**Brief**
Make a verbatim copy of the entries below; pictures stay out.

Items from a figure collection:

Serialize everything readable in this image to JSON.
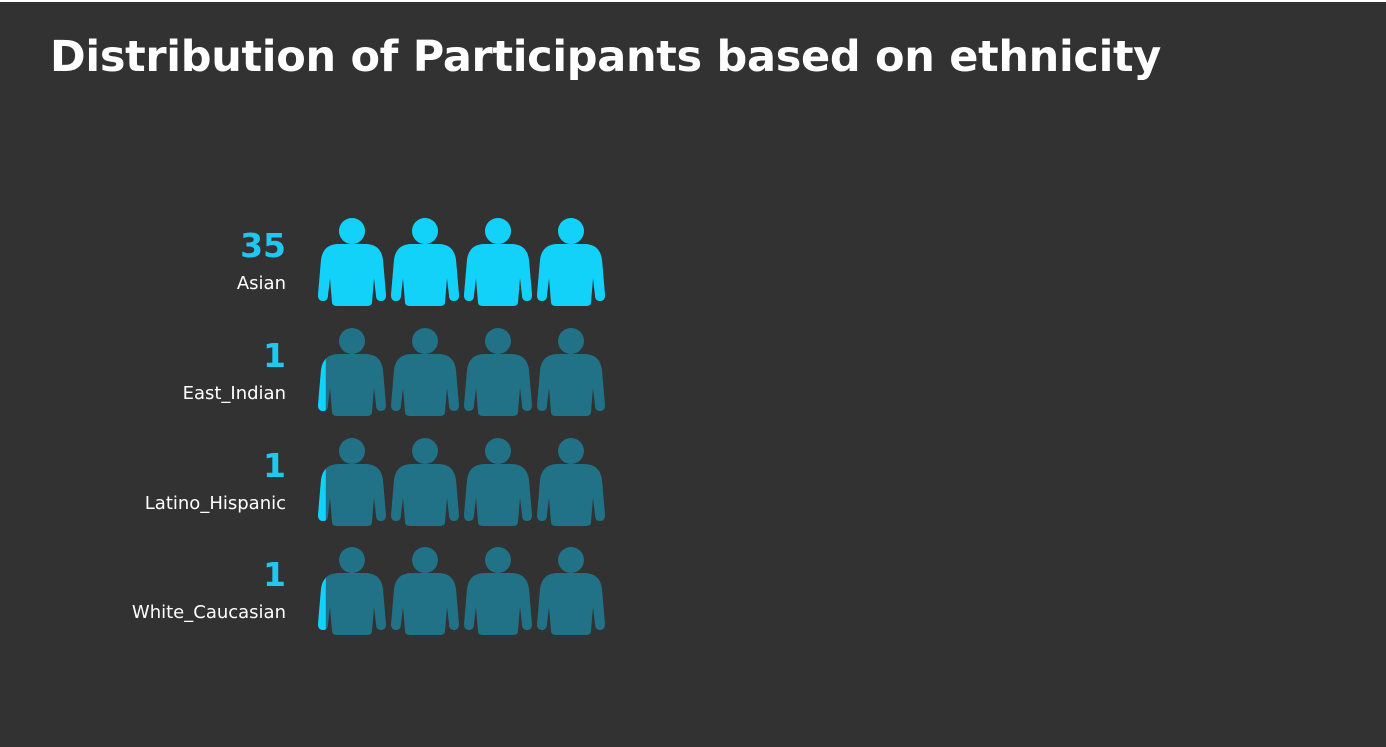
{
  "chart_data": {
    "type": "pictograph",
    "title": "Distribution of Participants based on ethnicity",
    "categories": [
      "Asian",
      "East_Indian",
      "Latino_Hispanic",
      "White_Caucasian"
    ],
    "values": [
      35,
      1,
      1,
      1
    ],
    "max_icons": 4,
    "icon": "person-icon",
    "colors": {
      "filled": "#12d2fa",
      "unfilled": "#217187",
      "value_text": "#1ec8f0",
      "label_text": "#ffffff",
      "background": "#323232"
    }
  }
}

**The completed task**
Serialize everything readable in this image to JSON.
{
  "chart_data": {
    "type": "pictograph",
    "title": "Distribution of Participants based on ethnicity",
    "categories": [
      "Asian",
      "East_Indian",
      "Latino_Hispanic",
      "White_Caucasian"
    ],
    "values": [
      35,
      1,
      1,
      1
    ],
    "max_icons": 4,
    "icon": "person-icon",
    "colors": {
      "filled": "#12d2fa",
      "unfilled": "#217187",
      "value_text": "#1ec8f0",
      "label_text": "#ffffff",
      "background": "#323232"
    }
  }
}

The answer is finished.